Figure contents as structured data
──────────
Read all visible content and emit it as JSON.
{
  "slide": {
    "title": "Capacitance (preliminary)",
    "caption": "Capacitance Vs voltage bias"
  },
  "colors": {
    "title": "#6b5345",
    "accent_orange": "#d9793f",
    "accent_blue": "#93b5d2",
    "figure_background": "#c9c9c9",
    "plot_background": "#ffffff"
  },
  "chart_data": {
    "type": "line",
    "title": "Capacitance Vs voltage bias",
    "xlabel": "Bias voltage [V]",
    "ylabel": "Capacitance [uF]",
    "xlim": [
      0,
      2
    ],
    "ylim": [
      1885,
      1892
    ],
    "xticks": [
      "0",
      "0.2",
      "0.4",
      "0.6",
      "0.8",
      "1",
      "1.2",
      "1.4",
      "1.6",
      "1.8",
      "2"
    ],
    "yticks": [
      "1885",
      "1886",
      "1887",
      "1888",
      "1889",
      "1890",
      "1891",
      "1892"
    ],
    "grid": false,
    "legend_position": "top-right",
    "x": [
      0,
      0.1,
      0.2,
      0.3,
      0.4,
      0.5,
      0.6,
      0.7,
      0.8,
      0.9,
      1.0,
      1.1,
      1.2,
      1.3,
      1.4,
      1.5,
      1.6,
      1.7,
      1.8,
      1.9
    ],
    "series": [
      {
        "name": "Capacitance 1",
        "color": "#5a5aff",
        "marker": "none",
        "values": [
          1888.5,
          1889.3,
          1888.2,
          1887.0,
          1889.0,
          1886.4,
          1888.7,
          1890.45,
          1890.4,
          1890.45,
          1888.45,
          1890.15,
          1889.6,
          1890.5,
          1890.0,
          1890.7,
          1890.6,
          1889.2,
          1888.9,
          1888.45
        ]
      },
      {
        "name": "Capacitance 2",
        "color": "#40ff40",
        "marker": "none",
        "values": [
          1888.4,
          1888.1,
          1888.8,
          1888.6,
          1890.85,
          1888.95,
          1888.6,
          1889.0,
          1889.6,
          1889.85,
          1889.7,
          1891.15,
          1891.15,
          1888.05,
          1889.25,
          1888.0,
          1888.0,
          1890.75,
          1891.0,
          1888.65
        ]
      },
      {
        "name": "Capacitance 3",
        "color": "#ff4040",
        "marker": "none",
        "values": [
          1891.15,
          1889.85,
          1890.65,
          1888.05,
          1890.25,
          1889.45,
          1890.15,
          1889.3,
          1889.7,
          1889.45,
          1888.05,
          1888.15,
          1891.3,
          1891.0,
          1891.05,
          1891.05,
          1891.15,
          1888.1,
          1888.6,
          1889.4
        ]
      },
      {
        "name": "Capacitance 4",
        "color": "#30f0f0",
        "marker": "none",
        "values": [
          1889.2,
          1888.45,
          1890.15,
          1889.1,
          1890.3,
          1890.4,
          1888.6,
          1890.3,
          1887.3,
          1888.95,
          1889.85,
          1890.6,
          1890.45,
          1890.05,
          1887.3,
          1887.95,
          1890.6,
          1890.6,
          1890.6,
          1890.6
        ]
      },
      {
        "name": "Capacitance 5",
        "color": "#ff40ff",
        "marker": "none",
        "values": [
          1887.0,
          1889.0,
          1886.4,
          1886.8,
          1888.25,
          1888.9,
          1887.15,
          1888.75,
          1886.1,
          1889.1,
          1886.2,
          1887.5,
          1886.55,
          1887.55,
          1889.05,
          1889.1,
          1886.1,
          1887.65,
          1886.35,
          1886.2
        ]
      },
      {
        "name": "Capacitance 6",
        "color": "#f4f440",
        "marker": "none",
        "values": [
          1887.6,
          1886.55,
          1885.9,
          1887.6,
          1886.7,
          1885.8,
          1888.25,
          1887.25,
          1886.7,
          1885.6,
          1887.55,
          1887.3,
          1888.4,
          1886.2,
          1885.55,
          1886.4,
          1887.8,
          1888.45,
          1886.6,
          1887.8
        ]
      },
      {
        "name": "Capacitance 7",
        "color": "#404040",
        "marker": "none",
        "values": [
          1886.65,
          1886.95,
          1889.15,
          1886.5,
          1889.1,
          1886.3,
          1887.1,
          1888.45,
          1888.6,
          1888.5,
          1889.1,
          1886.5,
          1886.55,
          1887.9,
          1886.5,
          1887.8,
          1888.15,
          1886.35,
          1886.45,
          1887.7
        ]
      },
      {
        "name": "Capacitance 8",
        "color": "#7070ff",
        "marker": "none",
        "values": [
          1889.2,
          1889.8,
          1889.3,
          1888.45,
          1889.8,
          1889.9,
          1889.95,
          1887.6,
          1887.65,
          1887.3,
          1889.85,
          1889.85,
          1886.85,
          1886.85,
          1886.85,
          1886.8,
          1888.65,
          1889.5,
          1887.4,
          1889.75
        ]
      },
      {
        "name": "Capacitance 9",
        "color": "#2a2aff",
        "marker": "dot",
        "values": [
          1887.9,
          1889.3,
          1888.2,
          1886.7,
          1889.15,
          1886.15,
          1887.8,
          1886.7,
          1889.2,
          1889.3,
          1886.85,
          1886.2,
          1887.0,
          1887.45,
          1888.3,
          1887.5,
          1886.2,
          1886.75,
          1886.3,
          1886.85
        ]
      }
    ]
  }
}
──────────
### Task instructions
Find all lines with "voltage" in them and copy each one.

### Exercise result
    "caption": "Capacitance Vs voltage bias"
    "title": "Capacitance Vs voltage bias",
    "xlabel": "Bias voltage [V]",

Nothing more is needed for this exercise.